Written task –
Which lines contain the word "this"? Return each of them as written.

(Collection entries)
## start

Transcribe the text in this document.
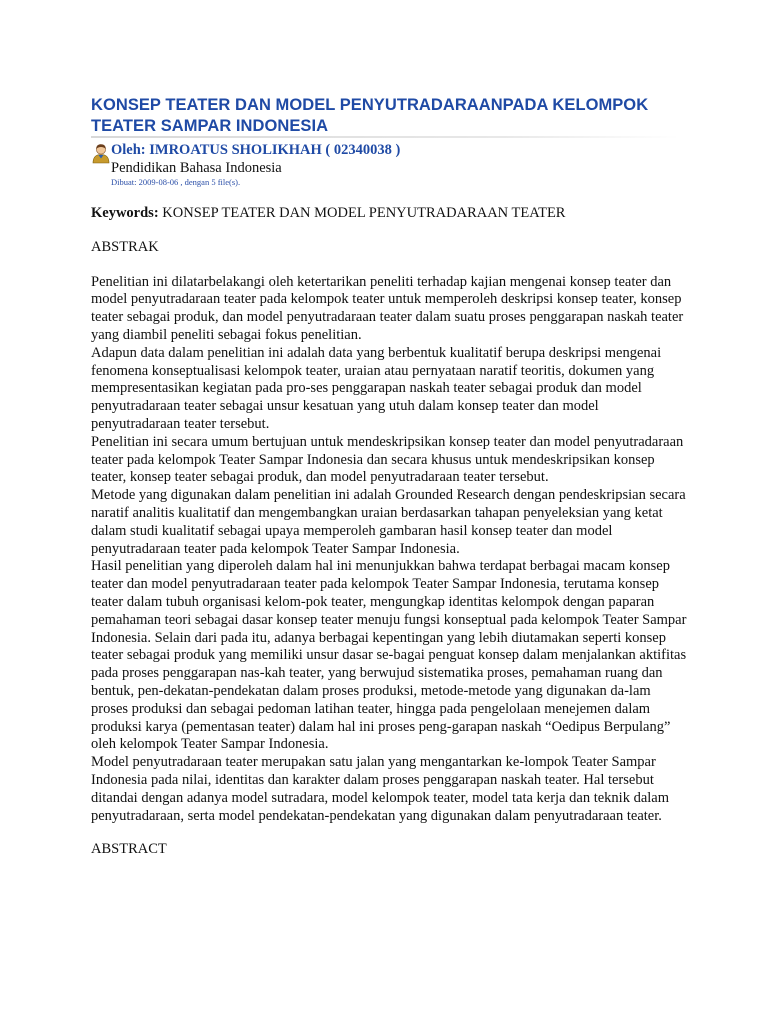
KONSEP TEATER DAN MODEL PENYUTRADARAANPADA KELOMPOK TEATER SAMPAR INDONESIA
Oleh: IMROATUS SHOLIKHAH ( 02340038 )
Pendidikan Bahasa Indonesia
Dibuat: 2009-08-06 , dengan 5 file(s).

Keywords: KONSEP TEATER DAN MODEL PENYUTRADARAAN TEATER

ABSTRAK

Penelitian ini dilatarbelakangi oleh ketertarikan peneliti terhadap kajian mengenai konsep teater dan model penyutradaraan teater pada kelompok teater untuk memperoleh deskripsi konsep teater, konsep teater sebagai produk, dan model penyutradaraan teater dalam suatu proses penggarapan naskah teater yang diambil peneliti sebagai fokus penelitian.

Adapun data dalam penelitian ini adalah data yang berbentuk kualitatif berupa deskripsi mengenai fenomena konseptualisasi kelompok teater, uraian atau pernyataan naratif teoritis, dokumen yang mempresentasikan kegiatan pada pro-ses penggarapan naskah teater sebagai produk dan model penyutradaraan teater sebagai unsur kesatuan yang utuh dalam konsep teater dan model penyutradaraan teater tersebut.

Penelitian ini secara umum bertujuan untuk mendeskripsikan konsep teater dan model penyutradaraan teater pada kelompok Teater Sampar Indonesia dan secara khusus untuk mendeskripsikan konsep teater, konsep teater sebagai produk, dan model penyutradaraan teater tersebut.

Metode yang digunakan dalam penelitian ini adalah Grounded Research dengan pendeskripsian secara naratif analitis kualitatif dan mengembangkan uraian berdasarkan tahapan penyeleksian yang ketat dalam studi kualitatif sebagai upaya memperoleh gambaran hasil konsep teater dan model penyutradaraan teater pada kelompok Teater Sampar Indonesia.

Hasil penelitian yang diperoleh dalam hal ini menunjukkan bahwa terdapat berbagai macam konsep teater dan model penyutradaraan teater pada kelompok Teater Sampar Indonesia, terutama konsep teater dalam tubuh organisasi kelom-pok teater, mengungkap identitas kelompok dengan paparan pemahaman teori sebagai dasar konsep teater menuju fungsi konseptual pada kelompok Teater Sampar Indonesia. Selain dari pada itu, adanya berbagai kepentingan yang lebih diutamakan seperti konsep teater sebagai produk yang memiliki unsur dasar se-bagai penguat konsep dalam menjalankan aktifitas pada proses penggarapan nas-kah teater, yang berwujud sistematika proses, pemahaman ruang dan bentuk, pen-dekatan-pendekatan dalam proses produksi, metode-metode yang digunakan da-lam proses produksi dan sebagai pedoman latihan teater, hingga pada pengelolaan menejemen dalam produksi karya (pementasan teater) dalam hal ini proses peng-garapan naskah “Oedipus Berpulang” oleh kelompok Teater Sampar Indonesia.

Model penyutradaraan teater merupakan satu jalan yang mengantarkan ke-lompok Teater Sampar Indonesia pada nilai, identitas dan karakter dalam proses penggarapan naskah teater. Hal tersebut ditandai dengan adanya model sutradara, model kelompok teater, model tata kerja dan teknik dalam penyutradaraan, serta model pendekatan-pendekatan yang digunakan dalam penyutradaraan teater.

ABSTRACT
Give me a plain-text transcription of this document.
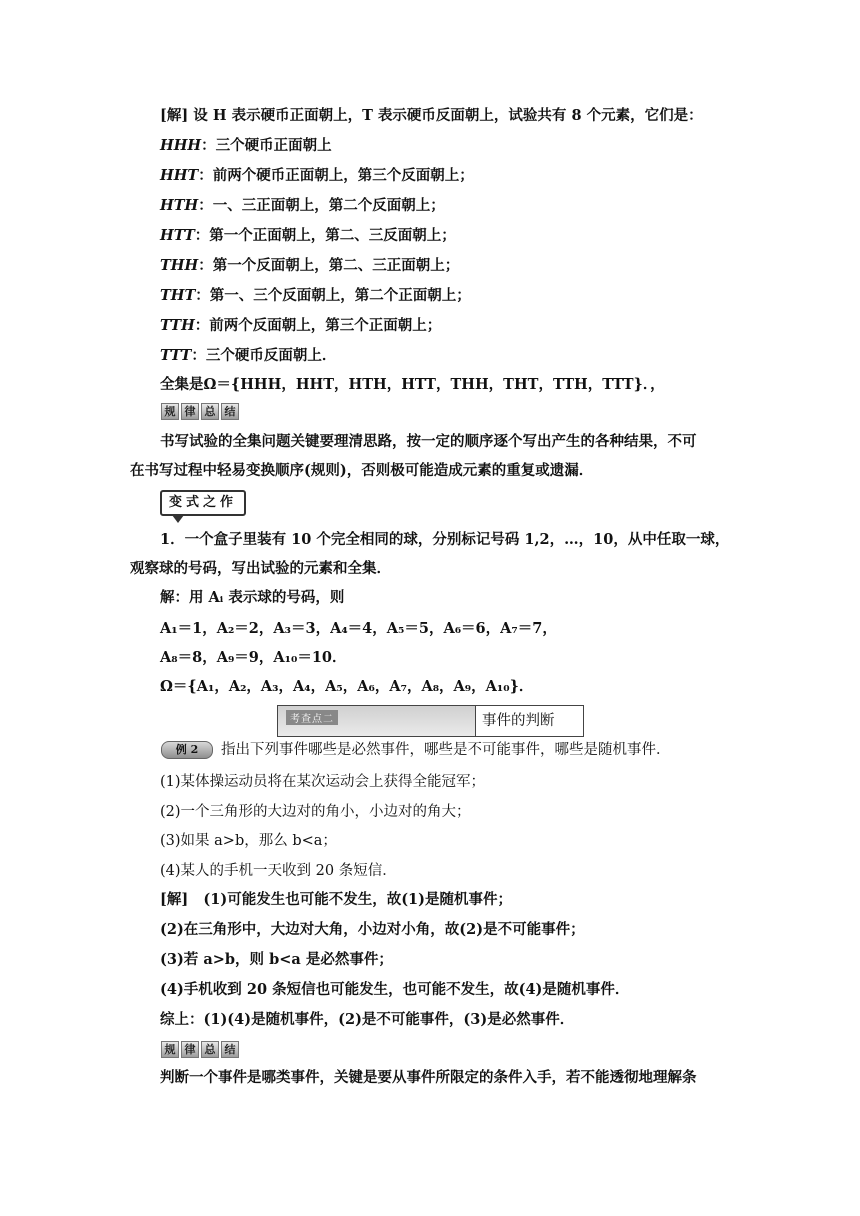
[解] 设 H 表示硬币正面朝上，T 表示硬币反面朝上，试验共有 8 个元素，它们是：
HHH：三个硬币正面朝上
HHT：前两个硬币正面朝上，第三个反面朝上；
HTH：一、三正面朝上，第二个反面朝上；
HTT：第一个正面朝上，第二、三反面朝上；
THH：第一个反面朝上，第二、三正面朝上；
THT：第一、三个反面朝上，第二个正面朝上；
TTH：前两个反面朝上，第三个正面朝上；
TTT：三个硬币反面朝上．
全集是Ω＝{HHH，HHT，HTH，HTT，THH，THT，TTH，TTT}．，
规 律 总 结
书写试验的全集问题关键要理清思路，按一定的顺序逐个写出产生的各种结果，不可
在书写过程中轻易变换顺序(规则)，否则极可能造成元素的重复或遗漏．
变式之作
1．一个盒子里装有 10 个完全相同的球，分别标记号码 1,2，…，10，从中任取一球，
观察球的号码，写出试验的元素和全集．
解：用 Aᵢ 表示球的号码，则
A₁＝1，A₂＝2，A₃＝3，A₄＝4，A₅＝5，A₆＝6，A₇＝7，
A₈＝8，A₉＝9，A₁₀＝10．
Ω＝{A₁，A₂，A₃，A₄，A₅，A₆，A₇，A₈，A₉，A₁₀}．
考查点二	事件的判断
例 2	指出下列事件哪些是必然事件，哪些是不可能事件，哪些是随机事件．
(1)某体操运动员将在某次运动会上获得全能冠军；
(2)一个三角形的大边对的角小，小边对的角大；
(3)如果 a>b，那么 b<a；
(4)某人的手机一天收到 20 条短信．
[解] (1)可能发生也可能不发生，故(1)是随机事件；
(2)在三角形中，大边对大角，小边对小角，故(2)是不可能事件；
(3)若 a>b，则 b<a 是必然事件；
(4)手机收到 20 条短信也可能发生，也可能不发生，故(4)是随机事件．
综上：(1)(4)是随机事件，(2)是不可能事件，(3)是必然事件．
规 律 总 结
判断一个事件是哪类事件，关键是要从事件所限定的条件入手，若不能透彻地理解条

## end

Expected answer –
Transcribe the text in this document.
Give me a plain-text transcription of this document.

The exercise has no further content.